**TASK DESCRIPTION**
Leave out the pictures and transcribe the rest of the records exactly.

-----

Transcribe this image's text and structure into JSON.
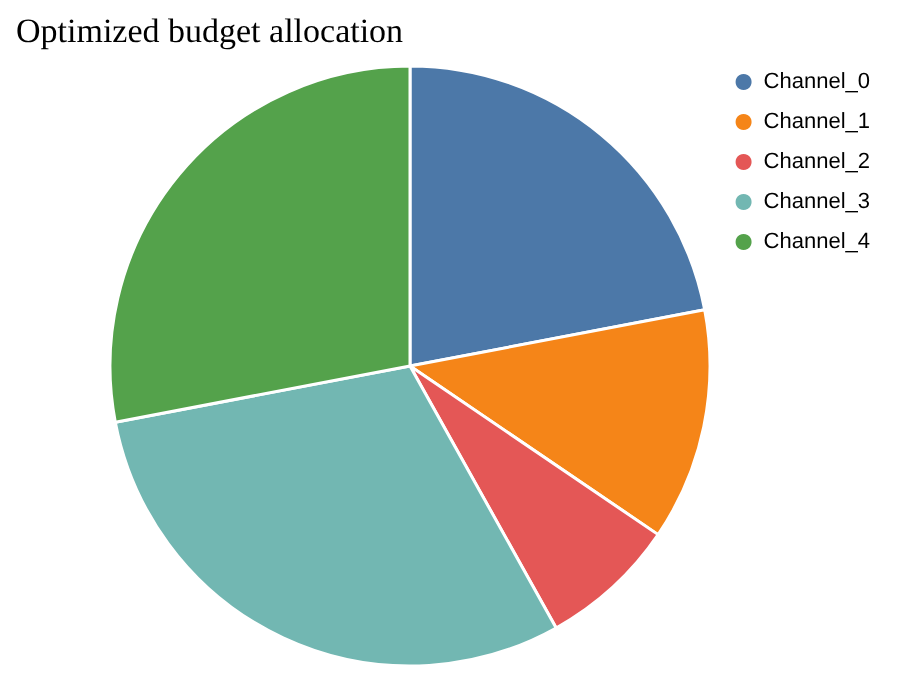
{
  "chart_data": {
    "type": "pie",
    "title": "Optimized budget allocation",
    "categories": [
      "Channel_0",
      "Channel_1",
      "Channel_2",
      "Channel_3",
      "Channel_4"
    ],
    "values": [
      22,
      12.5,
      7.4,
      30.1,
      28
    ],
    "colors": [
      "#4c78a8",
      "#f58518",
      "#e45756",
      "#72b7b2",
      "#54a24b"
    ],
    "legend": "top right"
  }
}
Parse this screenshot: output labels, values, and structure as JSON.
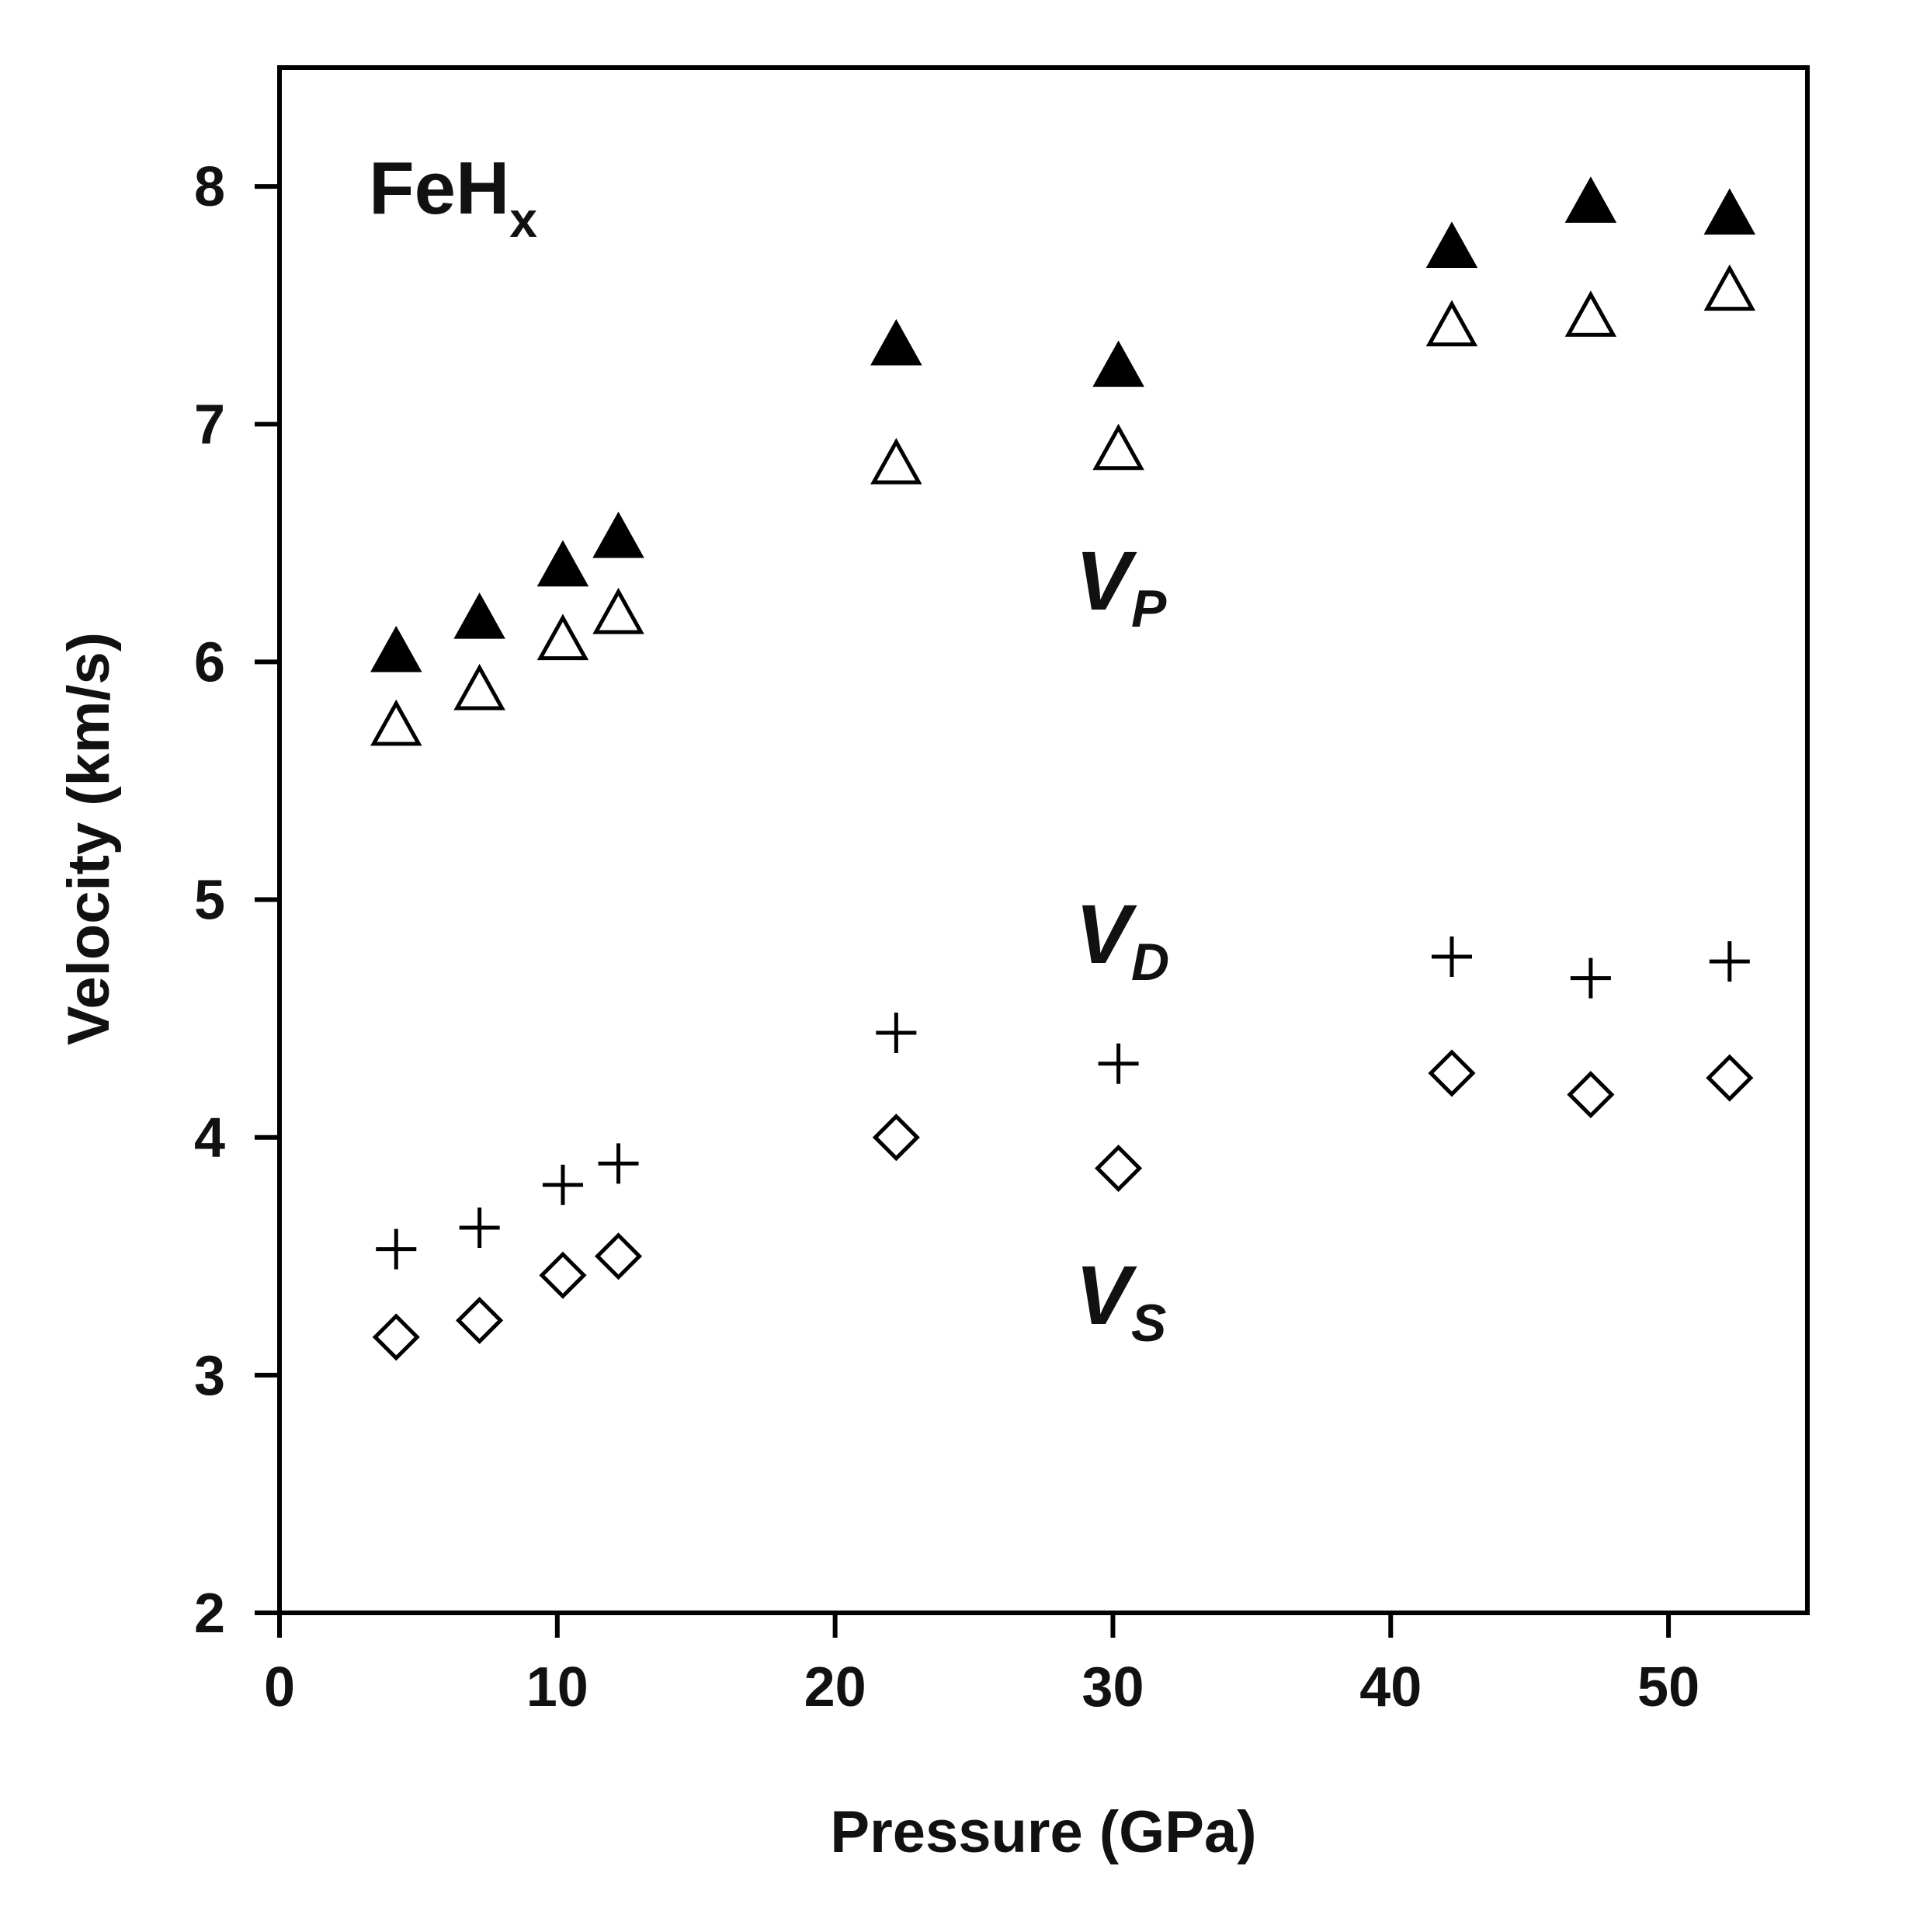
{
  "chart_data": {
    "type": "scatter",
    "xlabel": "Pressure (GPa)",
    "ylabel": "Velocity (km/s)",
    "xlim": [
      0,
      55
    ],
    "ylim": [
      2,
      8.5
    ],
    "xticks": [
      0,
      10,
      20,
      30,
      40,
      50
    ],
    "yticks": [
      2,
      3,
      4,
      5,
      6,
      7,
      8
    ],
    "grid": false,
    "annotations": {
      "material": {
        "base": "FeH",
        "sub": "x"
      },
      "vp": {
        "base": "V",
        "sub": "P"
      },
      "vd": {
        "base": "V",
        "sub": "D"
      },
      "vs": {
        "base": "V",
        "sub": "S"
      }
    },
    "series": [
      {
        "marker": "filled-triangle",
        "color": "#000000",
        "points": [
          [
            4.2,
            6.03
          ],
          [
            7.2,
            6.17
          ],
          [
            10.2,
            6.39
          ],
          [
            12.2,
            6.51
          ],
          [
            22.2,
            7.32
          ],
          [
            30.2,
            7.23
          ],
          [
            42.2,
            7.73
          ],
          [
            47.2,
            7.92
          ],
          [
            52.2,
            7.87
          ]
        ]
      },
      {
        "marker": "open-triangle",
        "color": "#000000",
        "points": [
          [
            4.2,
            5.72
          ],
          [
            7.2,
            5.87
          ],
          [
            10.2,
            6.08
          ],
          [
            12.2,
            6.19
          ],
          [
            22.2,
            6.82
          ],
          [
            30.2,
            6.88
          ],
          [
            42.2,
            7.4
          ],
          [
            47.2,
            7.44
          ],
          [
            52.2,
            7.55
          ]
        ]
      },
      {
        "marker": "plus",
        "color": "#000000",
        "points": [
          [
            4.2,
            3.53
          ],
          [
            7.2,
            3.62
          ],
          [
            10.2,
            3.8
          ],
          [
            12.2,
            3.89
          ],
          [
            22.2,
            4.44
          ],
          [
            30.2,
            4.31
          ],
          [
            42.2,
            4.76
          ],
          [
            47.2,
            4.67
          ],
          [
            52.2,
            4.74
          ]
        ]
      },
      {
        "marker": "open-diamond",
        "color": "#000000",
        "points": [
          [
            4.2,
            3.16
          ],
          [
            7.2,
            3.23
          ],
          [
            10.2,
            3.42
          ],
          [
            12.2,
            3.5
          ],
          [
            22.2,
            4.0
          ],
          [
            30.2,
            3.87
          ],
          [
            42.2,
            4.27
          ],
          [
            47.2,
            4.18
          ],
          [
            52.2,
            4.25
          ]
        ]
      }
    ]
  }
}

-----

**SOLUTION**
Transcribe this image's text and structure into JSON.
{
  "chart_data": {
    "type": "pie",
    "title": "Optimized budget allocation",
    "categories": [
      "Channel_0",
      "Channel_1",
      "Channel_2",
      "Channel_3",
      "Channel_4"
    ],
    "values": [
      22,
      12.5,
      7.4,
      30.1,
      28
    ],
    "colors": [
      "#4c78a8",
      "#f58518",
      "#e45756",
      "#72b7b2",
      "#54a24b"
    ],
    "legend": "top right"
  }
}
Parse this screenshot: output labels, values, and structure as JSON.
{
  "chart_data": {
    "type": "scatter",
    "xlabel": "Pressure (GPa)",
    "ylabel": "Velocity (km/s)",
    "xlim": [
      0,
      55
    ],
    "ylim": [
      2,
      8.5
    ],
    "xticks": [
      0,
      10,
      20,
      30,
      40,
      50
    ],
    "yticks": [
      2,
      3,
      4,
      5,
      6,
      7,
      8
    ],
    "grid": false,
    "annotations": {
      "material": {
        "base": "FeH",
        "sub": "x"
      },
      "vp": {
        "base": "V",
        "sub": "P"
      },
      "vd": {
        "base": "V",
        "sub": "D"
      },
      "vs": {
        "base": "V",
        "sub": "S"
      }
    },
    "series": [
      {
        "marker": "filled-triangle",
        "color": "#000000",
        "points": [
          [
            4.2,
            6.03
          ],
          [
            7.2,
            6.17
          ],
          [
            10.2,
            6.39
          ],
          [
            12.2,
            6.51
          ],
          [
            22.2,
            7.32
          ],
          [
            30.2,
            7.23
          ],
          [
            42.2,
            7.73
          ],
          [
            47.2,
            7.92
          ],
          [
            52.2,
            7.87
          ]
        ]
      },
      {
        "marker": "open-triangle",
        "color": "#000000",
        "points": [
          [
            4.2,
            5.72
          ],
          [
            7.2,
            5.87
          ],
          [
            10.2,
            6.08
          ],
          [
            12.2,
            6.19
          ],
          [
            22.2,
            6.82
          ],
          [
            30.2,
            6.88
          ],
          [
            42.2,
            7.4
          ],
          [
            47.2,
            7.44
          ],
          [
            52.2,
            7.55
          ]
        ]
      },
      {
        "marker": "plus",
        "color": "#000000",
        "points": [
          [
            4.2,
            3.53
          ],
          [
            7.2,
            3.62
          ],
          [
            10.2,
            3.8
          ],
          [
            12.2,
            3.89
          ],
          [
            22.2,
            4.44
          ],
          [
            30.2,
            4.31
          ],
          [
            42.2,
            4.76
          ],
          [
            47.2,
            4.67
          ],
          [
            52.2,
            4.74
          ]
        ]
      },
      {
        "marker": "open-diamond",
        "color": "#000000",
        "points": [
          [
            4.2,
            3.16
          ],
          [
            7.2,
            3.23
          ],
          [
            10.2,
            3.42
          ],
          [
            12.2,
            3.5
          ],
          [
            22.2,
            4.0
          ],
          [
            30.2,
            3.87
          ],
          [
            42.2,
            4.27
          ],
          [
            47.2,
            4.18
          ],
          [
            52.2,
            4.25
          ]
        ]
      }
    ]
  }
}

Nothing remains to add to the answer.